TEXTO SELECIONADO:
48ª Mostra | Tudo Que Imaginamos Como Luz, O Banho do Diabo
LUXBOX/Divulgação

Crítica | Tudo o que Imaginamos como Luz é sobre mulheres desafiando o destino

Tudo o que Imaginamos como Luz, primeiro longa-metragem da cineasta Payal Kapadia, chega ao público como um delicado exercício de introspecção sobre as complexidades da vida urbana, especialmente a solidão e o isolamento de mulheres na cidade de Mumbai, na Índia. Com um estilo que combina o realismo mágico com a imersão no cotidiano da cidade, o filme revela, através de um ritmo calmo e introspectivo, um universo em que as personagens, presas nas teias de suas próprias rotinas, tentam, silenciosamente, escapar e se redescobrir.

DADOS BRUTOS:

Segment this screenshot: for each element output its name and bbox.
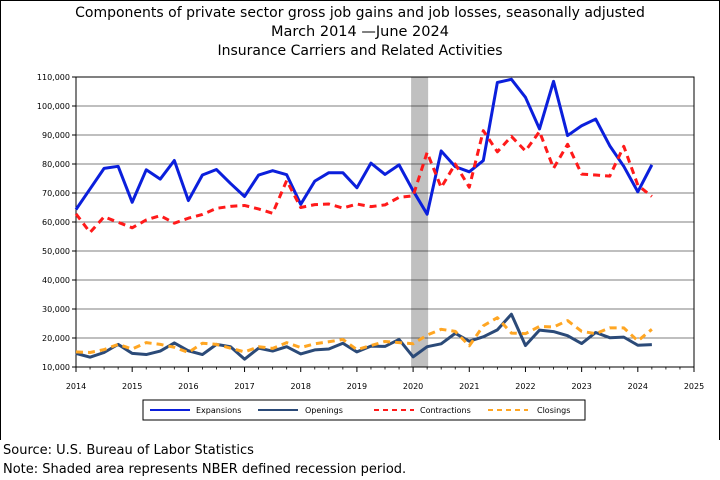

TAREFAS PEDIDAS:
- a) Repita, da crítica do filme, o trecho que vai de "Crítica | Tudo" até "e se redescobrir.".
- b) Reescreva de forma mais curta o parágrafo da crítica do filme que começa com "Tudo o que Imaginamos como Luz, primeiro longa-metragem", mantendo os fatos principais.

RESPOSTAS DADAS:
- a)
Crítica | Tudo o que Imaginamos como Luz é sobre mulheres desafiando o destino

Tudo o que Imaginamos como Luz, primeiro longa-metragem da cineasta Payal Kapadia, chega ao público como um delicado exercício de introspecção sobre as complexidades da vida urbana, especialmente a solidão e o isolamento de mulheres na cidade de Mumbai, na Índia. Com um estilo que combina o realismo mágico com a imersão no cotidiano da cidade, o filme revela, através de um ritmo calmo e introspectivo, um universo em que as personagens, presas nas teias de suas próprias rotinas, tentam, silenciosamente, escapar e se redescobrir.

- b) Primeiro longa de Payal Kapadia, Tudo o que Imaginamos como Luz trata com delicadeza da vida urbana em Mumbai, na Índia, sobretudo da solidão e do isolamento das mulheres. Unindo realismo mágico e imersão no cotidiano, em ritmo calmo, mostra personagens presas às próprias rotinas que tentam, em silêncio, escapar e se redescobrir.